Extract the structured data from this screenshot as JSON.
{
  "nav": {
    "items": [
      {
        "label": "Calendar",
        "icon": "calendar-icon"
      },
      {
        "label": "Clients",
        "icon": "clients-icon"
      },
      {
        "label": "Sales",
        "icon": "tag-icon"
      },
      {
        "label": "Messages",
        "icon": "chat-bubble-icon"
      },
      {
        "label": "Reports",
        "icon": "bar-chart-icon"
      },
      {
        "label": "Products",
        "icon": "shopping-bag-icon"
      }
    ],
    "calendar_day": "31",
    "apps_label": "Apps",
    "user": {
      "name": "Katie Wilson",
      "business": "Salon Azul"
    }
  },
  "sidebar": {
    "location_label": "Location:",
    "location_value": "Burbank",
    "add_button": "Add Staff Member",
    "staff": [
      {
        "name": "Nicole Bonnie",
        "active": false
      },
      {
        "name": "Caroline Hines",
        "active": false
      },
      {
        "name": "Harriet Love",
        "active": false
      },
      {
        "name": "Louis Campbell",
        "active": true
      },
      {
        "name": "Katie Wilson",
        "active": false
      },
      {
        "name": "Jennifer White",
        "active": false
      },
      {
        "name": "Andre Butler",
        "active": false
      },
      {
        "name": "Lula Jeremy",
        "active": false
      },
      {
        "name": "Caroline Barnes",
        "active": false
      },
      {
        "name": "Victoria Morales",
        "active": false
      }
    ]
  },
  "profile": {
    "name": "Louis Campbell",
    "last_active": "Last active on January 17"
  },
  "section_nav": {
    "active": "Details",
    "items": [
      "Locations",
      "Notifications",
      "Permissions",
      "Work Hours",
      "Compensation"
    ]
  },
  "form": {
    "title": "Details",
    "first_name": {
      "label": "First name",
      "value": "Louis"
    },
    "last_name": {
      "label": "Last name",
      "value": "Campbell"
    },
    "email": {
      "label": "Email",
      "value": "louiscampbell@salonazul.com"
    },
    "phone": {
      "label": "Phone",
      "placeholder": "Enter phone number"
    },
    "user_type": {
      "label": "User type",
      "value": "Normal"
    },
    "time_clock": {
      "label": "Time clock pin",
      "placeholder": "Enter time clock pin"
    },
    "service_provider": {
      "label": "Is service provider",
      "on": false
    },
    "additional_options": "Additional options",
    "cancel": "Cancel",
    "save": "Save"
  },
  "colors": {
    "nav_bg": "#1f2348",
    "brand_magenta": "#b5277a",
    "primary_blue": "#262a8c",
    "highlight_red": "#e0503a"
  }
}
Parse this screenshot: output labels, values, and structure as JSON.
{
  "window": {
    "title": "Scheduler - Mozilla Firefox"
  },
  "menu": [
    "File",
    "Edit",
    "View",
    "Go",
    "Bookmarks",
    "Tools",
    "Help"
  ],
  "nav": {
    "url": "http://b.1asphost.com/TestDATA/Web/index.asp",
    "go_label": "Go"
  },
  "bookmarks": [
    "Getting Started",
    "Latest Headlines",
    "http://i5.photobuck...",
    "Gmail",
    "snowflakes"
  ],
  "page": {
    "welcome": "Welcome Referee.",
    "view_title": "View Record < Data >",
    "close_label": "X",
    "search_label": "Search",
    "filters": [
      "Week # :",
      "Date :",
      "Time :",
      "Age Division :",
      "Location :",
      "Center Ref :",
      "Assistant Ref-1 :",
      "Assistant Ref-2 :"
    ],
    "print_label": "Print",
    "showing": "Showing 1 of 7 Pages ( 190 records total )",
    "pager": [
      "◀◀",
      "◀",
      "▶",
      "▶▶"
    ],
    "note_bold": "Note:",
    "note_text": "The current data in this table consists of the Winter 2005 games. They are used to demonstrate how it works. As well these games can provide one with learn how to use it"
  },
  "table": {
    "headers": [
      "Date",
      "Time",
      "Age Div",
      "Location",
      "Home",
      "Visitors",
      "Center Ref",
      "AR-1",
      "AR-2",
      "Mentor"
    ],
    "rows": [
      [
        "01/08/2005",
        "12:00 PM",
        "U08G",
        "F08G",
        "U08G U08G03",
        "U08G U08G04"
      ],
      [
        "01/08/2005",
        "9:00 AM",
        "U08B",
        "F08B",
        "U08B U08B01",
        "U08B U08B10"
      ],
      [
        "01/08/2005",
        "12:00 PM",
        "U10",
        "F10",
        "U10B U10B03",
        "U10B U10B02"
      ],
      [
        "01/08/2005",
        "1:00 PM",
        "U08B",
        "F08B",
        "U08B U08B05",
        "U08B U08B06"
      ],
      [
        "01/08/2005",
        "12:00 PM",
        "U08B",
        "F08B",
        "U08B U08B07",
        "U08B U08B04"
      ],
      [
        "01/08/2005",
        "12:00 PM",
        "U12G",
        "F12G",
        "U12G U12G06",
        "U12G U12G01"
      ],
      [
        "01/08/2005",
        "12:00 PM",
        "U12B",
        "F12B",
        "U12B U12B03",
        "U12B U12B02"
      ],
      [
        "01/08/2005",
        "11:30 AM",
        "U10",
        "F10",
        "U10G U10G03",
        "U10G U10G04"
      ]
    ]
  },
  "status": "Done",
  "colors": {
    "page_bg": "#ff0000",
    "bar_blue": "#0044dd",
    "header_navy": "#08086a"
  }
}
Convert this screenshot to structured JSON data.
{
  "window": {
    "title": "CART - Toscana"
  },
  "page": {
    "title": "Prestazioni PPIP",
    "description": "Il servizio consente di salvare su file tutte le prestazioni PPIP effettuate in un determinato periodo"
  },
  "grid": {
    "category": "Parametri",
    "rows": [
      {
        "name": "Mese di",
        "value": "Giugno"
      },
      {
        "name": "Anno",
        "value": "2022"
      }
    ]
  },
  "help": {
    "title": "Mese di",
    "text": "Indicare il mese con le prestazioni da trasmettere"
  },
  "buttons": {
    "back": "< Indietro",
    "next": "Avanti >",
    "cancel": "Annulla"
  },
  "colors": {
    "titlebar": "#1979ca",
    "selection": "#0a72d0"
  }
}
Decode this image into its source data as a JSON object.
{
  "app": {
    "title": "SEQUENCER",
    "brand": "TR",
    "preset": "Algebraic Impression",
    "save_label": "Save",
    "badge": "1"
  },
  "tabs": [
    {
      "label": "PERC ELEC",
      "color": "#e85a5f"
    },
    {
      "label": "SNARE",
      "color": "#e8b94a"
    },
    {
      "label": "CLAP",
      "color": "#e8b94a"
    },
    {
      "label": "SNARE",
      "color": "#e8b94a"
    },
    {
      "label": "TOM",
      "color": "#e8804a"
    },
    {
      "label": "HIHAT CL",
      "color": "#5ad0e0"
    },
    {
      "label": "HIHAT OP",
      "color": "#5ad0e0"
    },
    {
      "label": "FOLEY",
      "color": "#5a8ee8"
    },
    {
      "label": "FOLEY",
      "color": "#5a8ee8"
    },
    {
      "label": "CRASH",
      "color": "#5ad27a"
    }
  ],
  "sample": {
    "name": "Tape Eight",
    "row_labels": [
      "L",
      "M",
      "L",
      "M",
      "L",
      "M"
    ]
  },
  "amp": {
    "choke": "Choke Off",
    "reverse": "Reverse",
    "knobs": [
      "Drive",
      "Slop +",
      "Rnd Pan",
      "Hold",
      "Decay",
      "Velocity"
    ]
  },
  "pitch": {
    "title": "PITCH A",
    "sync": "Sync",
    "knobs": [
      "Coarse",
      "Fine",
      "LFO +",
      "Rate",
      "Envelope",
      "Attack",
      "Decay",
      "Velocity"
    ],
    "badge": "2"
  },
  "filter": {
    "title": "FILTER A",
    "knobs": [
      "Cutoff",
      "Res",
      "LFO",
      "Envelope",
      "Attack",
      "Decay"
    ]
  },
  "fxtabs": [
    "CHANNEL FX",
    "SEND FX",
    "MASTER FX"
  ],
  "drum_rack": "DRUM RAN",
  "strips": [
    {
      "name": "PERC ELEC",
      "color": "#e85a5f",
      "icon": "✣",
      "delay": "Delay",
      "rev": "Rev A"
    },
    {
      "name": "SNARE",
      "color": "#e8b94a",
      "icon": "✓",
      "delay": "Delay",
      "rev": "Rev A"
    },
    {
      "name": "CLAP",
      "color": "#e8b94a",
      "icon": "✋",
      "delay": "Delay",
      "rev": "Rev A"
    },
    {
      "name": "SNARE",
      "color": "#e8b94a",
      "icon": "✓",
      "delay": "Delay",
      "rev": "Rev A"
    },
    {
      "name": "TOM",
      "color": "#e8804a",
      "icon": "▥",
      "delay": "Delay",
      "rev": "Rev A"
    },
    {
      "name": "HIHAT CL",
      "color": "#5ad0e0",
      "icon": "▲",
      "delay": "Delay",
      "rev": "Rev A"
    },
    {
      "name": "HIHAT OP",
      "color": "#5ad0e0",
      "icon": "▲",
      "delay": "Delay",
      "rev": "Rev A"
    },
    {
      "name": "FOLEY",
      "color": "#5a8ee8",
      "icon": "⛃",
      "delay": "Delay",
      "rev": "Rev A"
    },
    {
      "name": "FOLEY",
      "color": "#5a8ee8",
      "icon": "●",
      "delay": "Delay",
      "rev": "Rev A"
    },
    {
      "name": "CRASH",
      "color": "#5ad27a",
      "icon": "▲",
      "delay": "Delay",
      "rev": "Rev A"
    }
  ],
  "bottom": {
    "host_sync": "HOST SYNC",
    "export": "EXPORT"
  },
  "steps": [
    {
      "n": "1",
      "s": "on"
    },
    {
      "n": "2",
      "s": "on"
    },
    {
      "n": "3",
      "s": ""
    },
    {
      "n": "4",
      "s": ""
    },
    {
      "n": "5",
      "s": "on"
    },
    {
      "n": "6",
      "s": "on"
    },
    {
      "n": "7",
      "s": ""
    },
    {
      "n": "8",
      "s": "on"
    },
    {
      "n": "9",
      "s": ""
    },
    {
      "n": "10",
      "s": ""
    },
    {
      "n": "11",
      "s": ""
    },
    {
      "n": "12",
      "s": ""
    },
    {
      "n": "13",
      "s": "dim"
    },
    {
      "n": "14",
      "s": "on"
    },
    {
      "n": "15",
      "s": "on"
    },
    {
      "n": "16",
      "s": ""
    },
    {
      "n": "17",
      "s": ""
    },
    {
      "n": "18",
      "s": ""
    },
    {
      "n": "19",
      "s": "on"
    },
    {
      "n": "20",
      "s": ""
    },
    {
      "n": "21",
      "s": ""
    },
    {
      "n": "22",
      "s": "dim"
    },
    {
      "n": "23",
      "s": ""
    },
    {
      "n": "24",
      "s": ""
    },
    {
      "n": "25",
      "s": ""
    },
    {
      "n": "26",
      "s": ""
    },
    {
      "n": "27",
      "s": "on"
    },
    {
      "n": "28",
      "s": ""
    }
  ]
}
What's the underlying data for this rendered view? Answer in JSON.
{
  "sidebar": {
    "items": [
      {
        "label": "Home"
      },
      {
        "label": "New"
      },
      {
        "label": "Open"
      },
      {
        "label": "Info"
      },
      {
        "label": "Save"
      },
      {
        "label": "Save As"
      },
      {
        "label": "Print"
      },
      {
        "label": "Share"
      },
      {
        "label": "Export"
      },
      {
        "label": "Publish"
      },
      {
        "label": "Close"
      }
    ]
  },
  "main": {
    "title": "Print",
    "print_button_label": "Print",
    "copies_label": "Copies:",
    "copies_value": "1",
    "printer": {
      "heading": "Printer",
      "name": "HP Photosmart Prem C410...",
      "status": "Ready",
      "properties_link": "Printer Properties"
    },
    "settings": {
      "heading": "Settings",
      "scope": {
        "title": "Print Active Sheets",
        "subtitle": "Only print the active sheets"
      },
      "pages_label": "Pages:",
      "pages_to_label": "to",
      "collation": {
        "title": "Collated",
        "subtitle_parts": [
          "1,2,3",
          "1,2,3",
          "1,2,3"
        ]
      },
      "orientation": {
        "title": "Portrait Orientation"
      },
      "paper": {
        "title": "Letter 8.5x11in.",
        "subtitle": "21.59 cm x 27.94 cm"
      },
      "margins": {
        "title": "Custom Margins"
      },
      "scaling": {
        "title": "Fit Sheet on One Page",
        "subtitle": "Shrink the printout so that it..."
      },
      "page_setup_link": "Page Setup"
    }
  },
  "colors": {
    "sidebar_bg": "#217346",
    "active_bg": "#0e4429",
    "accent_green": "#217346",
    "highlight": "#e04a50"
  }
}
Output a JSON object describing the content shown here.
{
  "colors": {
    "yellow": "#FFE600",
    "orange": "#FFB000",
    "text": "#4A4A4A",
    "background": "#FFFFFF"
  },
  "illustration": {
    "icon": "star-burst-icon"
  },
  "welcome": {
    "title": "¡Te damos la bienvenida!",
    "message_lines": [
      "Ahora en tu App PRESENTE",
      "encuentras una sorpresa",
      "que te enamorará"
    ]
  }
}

■ **AIM OF THE TASK**: Find the line containing "Output a JSON", then output it and every line after it to the end of the data, exactly.

■ **EXERCISE SOLUTION**:
Output a JSON object describing the content shown here.
{
  "colors": {
    "yellow": "#FFE600",
    "orange": "#FFB000",
    "text": "#4A4A4A",
    "background": "#FFFFFF"
  },
  "illustration": {
    "icon": "star-burst-icon"
  },
  "welcome": {
    "title": "¡Te damos la bienvenida!",
    "message_lines": [
      "Ahora en tu App PRESENTE",
      "encuentras una sorpresa",
      "que te enamorará"
    ]
  }
}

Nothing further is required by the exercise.